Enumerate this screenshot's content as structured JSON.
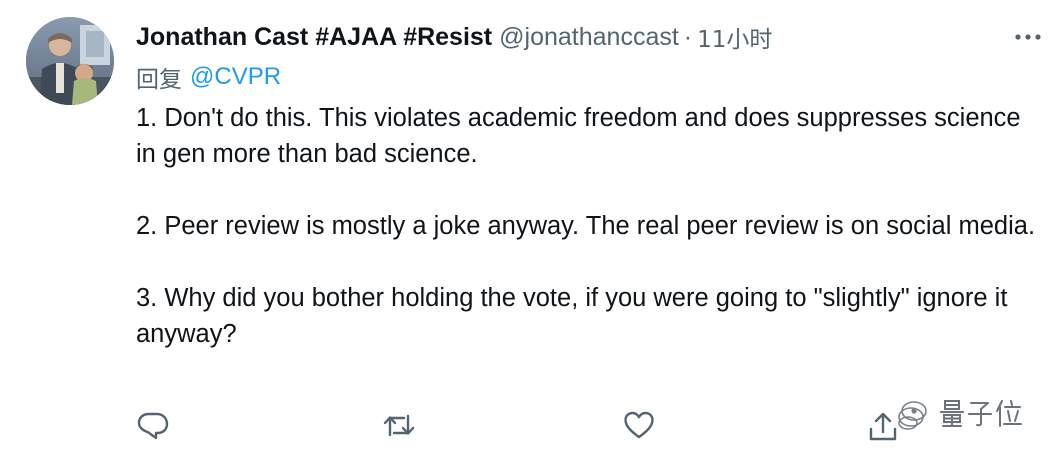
{
  "tweet": {
    "display_name": "Jonathan Cast #AJAA #Resist",
    "handle": "@jonathanccast",
    "separator": "·",
    "time": "11小时",
    "reply_prefix": "回复",
    "reply_mention": "@CVPR",
    "paragraphs": [
      "1. Don't do this. This violates academic freedom and does suppresses science in gen more than bad science.",
      "2. Peer review is mostly a joke anyway. The real peer review is on social media.",
      "3. Why did you bother holding the vote, if you were going to \"slightly\" ignore it anyway?"
    ]
  },
  "icons": {
    "more": "more-icon",
    "reply": "reply-icon",
    "retweet": "retweet-icon",
    "like": "like-icon",
    "share": "share-icon"
  },
  "watermark": {
    "text": "量子位"
  },
  "colors": {
    "text": "#0f1419",
    "secondary": "#536471",
    "link": "#1d9bf0"
  }
}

— Task to carry out —
Scan the material above for the word "anyway". Copy each line where it occurs.

— The response —
      "2. Peer review is mostly a joke anyway. The real peer review is on social media.",
      "3. Why did you bother holding the vote, if you were going to \"slightly\" ignore it anyway?"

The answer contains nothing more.